Write out all lines holding the word "hoặc".

Dataset records
===============
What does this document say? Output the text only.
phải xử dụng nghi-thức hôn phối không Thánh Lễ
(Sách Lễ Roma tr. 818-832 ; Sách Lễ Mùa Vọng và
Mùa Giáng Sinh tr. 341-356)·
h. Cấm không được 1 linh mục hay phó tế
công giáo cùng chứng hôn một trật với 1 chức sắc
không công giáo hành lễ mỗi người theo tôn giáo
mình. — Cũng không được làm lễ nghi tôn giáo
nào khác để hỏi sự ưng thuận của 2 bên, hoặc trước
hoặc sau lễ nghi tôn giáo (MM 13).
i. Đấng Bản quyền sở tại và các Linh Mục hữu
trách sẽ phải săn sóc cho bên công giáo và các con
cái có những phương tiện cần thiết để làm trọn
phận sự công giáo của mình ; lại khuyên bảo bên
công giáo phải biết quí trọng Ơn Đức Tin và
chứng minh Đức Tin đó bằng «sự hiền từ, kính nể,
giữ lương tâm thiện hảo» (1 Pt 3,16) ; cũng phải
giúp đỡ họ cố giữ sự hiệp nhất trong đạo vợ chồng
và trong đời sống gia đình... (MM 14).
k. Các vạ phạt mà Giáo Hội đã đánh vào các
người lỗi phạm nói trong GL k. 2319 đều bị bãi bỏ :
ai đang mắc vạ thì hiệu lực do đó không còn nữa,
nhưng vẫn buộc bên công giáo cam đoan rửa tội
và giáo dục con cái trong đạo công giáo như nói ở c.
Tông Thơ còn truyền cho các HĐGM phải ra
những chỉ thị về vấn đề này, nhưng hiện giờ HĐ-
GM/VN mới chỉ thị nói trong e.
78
===============
__WORKED SOLUTION__
nào khác để hỏi sự ưng thuận của 2 bên, hoặc trước
hoặc sau lễ nghi tôn giáo (MM 13).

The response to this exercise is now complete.